++++ Given text

Union Minister of State for Social Justice and Empowerment
- Incumbent
- Assumed office 5 July 2016
- Prime Minister: Narendra Modi
- Minister: Thawar Chand Gehlot (till 2021) Virendra Kumar Khatik (from 2021)
- Preceded by: Manikrao Hodlya Gavit

Member of Parliament, Rajya Sabha
- Incumbent
- Assumed office 3 April 2014
- Chairman: Mohammad Hamid Ansari; Venkaiah Naidu; Jagdeep Dhankhar; C. P. Radhakrishnan;
- Preceded by: Prakash Javadekar
- Constituency: Maharashtra

Member of Parliament, Lok Sabha
- In office 6 October 1999 – 16 May 2009
- Preceded by: Sandipan Thorat
- Succeeded by: Constituency abolished
- Constituency: Pandharpur, Maharashtra
- In office 10 March 1998 – 26 April 1999
- Preceded by: Narayan Athawale
- Succeeded by: Manohar Joshi
- Constituency: Mumbai North Central, Maharashtra

Maharashtra Minister of Social Welfare, Transport, Sports and Youth Welfare, and Employment Guarantee
- In office 1990–1995
- Chief Minister: Sharad Pawar Sudhakarrao Naik

Member of Maharashtra Legislative Council
- In office 1990–1996

President of Republican Party of India (A)

++++++++
++++ Records

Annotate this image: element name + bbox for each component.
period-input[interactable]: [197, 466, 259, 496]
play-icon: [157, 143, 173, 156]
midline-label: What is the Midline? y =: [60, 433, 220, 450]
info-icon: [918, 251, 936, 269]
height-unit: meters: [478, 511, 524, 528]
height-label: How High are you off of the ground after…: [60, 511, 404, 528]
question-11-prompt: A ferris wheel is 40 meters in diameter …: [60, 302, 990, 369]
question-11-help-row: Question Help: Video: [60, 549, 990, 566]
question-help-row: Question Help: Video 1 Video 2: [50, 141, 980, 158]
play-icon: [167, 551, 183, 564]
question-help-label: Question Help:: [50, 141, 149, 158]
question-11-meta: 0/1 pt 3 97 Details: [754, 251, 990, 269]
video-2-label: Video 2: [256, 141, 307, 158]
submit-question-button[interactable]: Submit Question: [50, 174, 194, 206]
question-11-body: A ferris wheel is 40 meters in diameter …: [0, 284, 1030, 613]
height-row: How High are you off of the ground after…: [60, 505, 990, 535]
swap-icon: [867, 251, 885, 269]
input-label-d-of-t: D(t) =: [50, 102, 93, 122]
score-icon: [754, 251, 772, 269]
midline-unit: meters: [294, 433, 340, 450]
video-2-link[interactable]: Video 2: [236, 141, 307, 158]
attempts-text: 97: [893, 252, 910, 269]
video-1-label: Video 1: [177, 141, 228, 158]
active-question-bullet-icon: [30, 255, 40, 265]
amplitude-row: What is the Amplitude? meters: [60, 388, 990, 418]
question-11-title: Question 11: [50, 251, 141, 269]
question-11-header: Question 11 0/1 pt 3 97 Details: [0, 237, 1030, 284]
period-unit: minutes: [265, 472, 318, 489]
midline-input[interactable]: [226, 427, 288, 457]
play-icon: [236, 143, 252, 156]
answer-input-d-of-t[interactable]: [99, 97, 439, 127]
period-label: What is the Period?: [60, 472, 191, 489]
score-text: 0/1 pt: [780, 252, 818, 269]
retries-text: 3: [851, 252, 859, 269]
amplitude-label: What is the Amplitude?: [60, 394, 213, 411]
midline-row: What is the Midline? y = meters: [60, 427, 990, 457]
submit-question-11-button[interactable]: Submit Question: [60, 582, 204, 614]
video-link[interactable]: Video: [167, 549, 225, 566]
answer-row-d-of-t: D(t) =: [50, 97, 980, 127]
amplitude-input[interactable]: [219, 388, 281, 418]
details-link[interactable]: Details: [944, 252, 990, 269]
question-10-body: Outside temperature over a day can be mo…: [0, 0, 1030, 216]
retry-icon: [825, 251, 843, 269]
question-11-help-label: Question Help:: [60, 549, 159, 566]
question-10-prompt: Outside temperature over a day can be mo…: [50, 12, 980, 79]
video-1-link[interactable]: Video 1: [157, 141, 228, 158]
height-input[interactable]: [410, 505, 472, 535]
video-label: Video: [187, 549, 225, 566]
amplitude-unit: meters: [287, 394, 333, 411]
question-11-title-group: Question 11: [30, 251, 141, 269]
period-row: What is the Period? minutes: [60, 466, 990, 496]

++++++++

The problem: In the career summary above, reproduce the text from "Maharashtra Minister of" to "of India (A)", replacing "Legislative Council" with "Legislative Assembly".

Result of the task:
Maharashtra Minister of Social Welfare, Transport, Sports and Youth Welfare, and Employment Guarantee
- In office 1990–1995
- Chief Minister: Sharad Pawar Sudhakarrao Naik

Member of Maharashtra Legislative Assembly
- In office 1990–1996

President of Republican Party of India (A)